● **DIRECTIONS**
Copy out every line of the data exactly.

● **Saved data entries**
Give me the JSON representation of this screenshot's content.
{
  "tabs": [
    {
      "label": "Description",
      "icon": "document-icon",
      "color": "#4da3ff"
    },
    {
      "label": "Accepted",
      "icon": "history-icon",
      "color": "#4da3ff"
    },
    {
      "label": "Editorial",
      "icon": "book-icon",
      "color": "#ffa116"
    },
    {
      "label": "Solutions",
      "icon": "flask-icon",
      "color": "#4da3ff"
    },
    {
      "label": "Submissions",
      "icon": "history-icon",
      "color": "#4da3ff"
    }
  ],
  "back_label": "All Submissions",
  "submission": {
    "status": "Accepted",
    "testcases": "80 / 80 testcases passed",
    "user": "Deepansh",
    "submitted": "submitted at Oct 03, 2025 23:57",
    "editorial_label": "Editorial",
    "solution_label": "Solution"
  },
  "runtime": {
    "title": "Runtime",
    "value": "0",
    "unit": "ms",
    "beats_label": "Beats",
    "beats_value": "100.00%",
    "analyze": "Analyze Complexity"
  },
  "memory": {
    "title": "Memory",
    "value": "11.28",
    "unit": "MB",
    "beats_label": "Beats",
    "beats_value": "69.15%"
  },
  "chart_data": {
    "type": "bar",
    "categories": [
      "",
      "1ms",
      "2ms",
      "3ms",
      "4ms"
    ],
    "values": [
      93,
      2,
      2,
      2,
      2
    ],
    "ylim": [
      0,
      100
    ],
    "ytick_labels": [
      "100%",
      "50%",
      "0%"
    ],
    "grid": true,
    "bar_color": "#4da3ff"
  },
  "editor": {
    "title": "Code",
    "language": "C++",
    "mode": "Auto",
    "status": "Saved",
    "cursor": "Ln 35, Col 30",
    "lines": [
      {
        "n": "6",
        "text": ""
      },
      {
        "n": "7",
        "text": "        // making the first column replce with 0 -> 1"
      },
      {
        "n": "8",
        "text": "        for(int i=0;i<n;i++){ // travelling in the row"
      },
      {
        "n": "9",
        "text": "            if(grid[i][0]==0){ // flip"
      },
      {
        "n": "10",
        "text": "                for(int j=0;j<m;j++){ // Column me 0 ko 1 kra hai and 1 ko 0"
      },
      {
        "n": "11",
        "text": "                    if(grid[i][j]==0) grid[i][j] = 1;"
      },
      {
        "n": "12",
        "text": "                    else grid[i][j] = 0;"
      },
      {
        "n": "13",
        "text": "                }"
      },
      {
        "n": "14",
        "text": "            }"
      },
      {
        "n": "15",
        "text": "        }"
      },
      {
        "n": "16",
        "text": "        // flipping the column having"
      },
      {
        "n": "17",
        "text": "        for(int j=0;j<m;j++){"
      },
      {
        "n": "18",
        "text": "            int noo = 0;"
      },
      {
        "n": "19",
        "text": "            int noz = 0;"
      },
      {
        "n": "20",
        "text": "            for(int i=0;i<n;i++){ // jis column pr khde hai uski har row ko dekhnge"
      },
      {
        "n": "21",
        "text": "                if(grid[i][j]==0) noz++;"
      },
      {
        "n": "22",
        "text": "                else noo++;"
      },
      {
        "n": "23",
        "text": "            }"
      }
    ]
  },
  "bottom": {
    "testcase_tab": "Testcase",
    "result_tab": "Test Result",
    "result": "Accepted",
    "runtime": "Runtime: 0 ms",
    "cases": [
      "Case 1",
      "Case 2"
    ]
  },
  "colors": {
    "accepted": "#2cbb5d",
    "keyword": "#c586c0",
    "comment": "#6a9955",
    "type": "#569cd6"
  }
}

● **ANSWER TO THE PROBLEM**
Give me the JSON representation of this screenshot's content.
{
  "tabs": [
    {
      "label": "Description",
      "icon": "document-icon",
      "color": "#4da3ff"
    },
    {
      "label": "Accepted",
      "icon": "history-icon",
      "color": "#4da3ff"
    },
    {
      "label": "Editorial",
      "icon": "book-icon",
      "color": "#ffa116"
    },
    {
      "label": "Solutions",
      "icon": "flask-icon",
      "color": "#4da3ff"
    },
    {
      "label": "Submissions",
      "icon": "history-icon",
      "color": "#4da3ff"
    }
  ],
  "back_label": "All Submissions",
  "submission": {
    "status": "Accepted",
    "testcases": "80 / 80 testcases passed",
    "user": "Deepansh",
    "submitted": "submitted at Oct 03, 2025 23:57",
    "editorial_label": "Editorial",
    "solution_label": "Solution"
  },
  "runtime": {
    "title": "Runtime",
    "value": "0",
    "unit": "ms",
    "beats_label": "Beats",
    "beats_value": "100.00%",
    "analyze": "Analyze Complexity"
  },
  "memory": {
    "title": "Memory",
    "value": "11.28",
    "unit": "MB",
    "beats_label": "Beats",
    "beats_value": "69.15%"
  },
  "chart_data": {
    "type": "bar",
    "categories": [
      "",
      "1ms",
      "2ms",
      "3ms",
      "4ms"
    ],
    "values": [
      93,
      2,
      2,
      2,
      2
    ],
    "ylim": [
      0,
      100
    ],
    "ytick_labels": [
      "100%",
      "50%",
      "0%"
    ],
    "grid": true,
    "bar_color": "#4da3ff"
  },
  "editor": {
    "title": "Code",
    "language": "C++",
    "mode": "Auto",
    "status": "Saved",
    "cursor": "Ln 35, Col 30",
    "lines": [
      {
        "n": "6",
        "text": ""
      },
      {
        "n": "7",
        "text": "        // making the first column replce with 0 -> 1"
      },
      {
        "n": "8",
        "text": "        for(int i=0;i<n;i++){ // travelling in the row"
      },
      {
        "n": "9",
        "text": "            if(grid[i][0]==0){ // flip"
      },
      {
        "n": "10",
        "text": "                for(int j=0;j<m;j++){ // Column me 0 ko 1 kra hai and 1 ko 0"
      },
      {
        "n": "11",
        "text": "                    if(grid[i][j]==0) grid[i][j] = 1;"
      },
      {
        "n": "12",
        "text": "                    else grid[i][j] = 0;"
      },
      {
        "n": "13",
        "text": "                }"
      },
      {
        "n": "14",
        "text": "            }"
      },
      {
        "n": "15",
        "text": "        }"
      },
      {
        "n": "16",
        "text": "        // flipping the column having"
      },
      {
        "n": "17",
        "text": "        for(int j=0;j<m;j++){"
      },
      {
        "n": "18",
        "text": "            int noo = 0;"
      },
      {
        "n": "19",
        "text": "            int noz = 0;"
      },
      {
        "n": "20",
        "text": "            for(int i=0;i<n;i++){ // jis column pr khde hai uski har row ko dekhnge"
      },
      {
        "n": "21",
        "text": "                if(grid[i][j]==0) noz++;"
      },
      {
        "n": "22",
        "text": "                else noo++;"
      },
      {
        "n": "23",
        "text": "            }"
      }
    ]
  },
  "bottom": {
    "testcase_tab": "Testcase",
    "result_tab": "Test Result",
    "result": "Accepted",
    "runtime": "Runtime: 0 ms",
    "cases": [
      "Case 1",
      "Case 2"
    ]
  },
  "colors": {
    "accepted": "#2cbb5d",
    "keyword": "#c586c0",
    "comment": "#6a9955",
    "type": "#569cd6"
  }
}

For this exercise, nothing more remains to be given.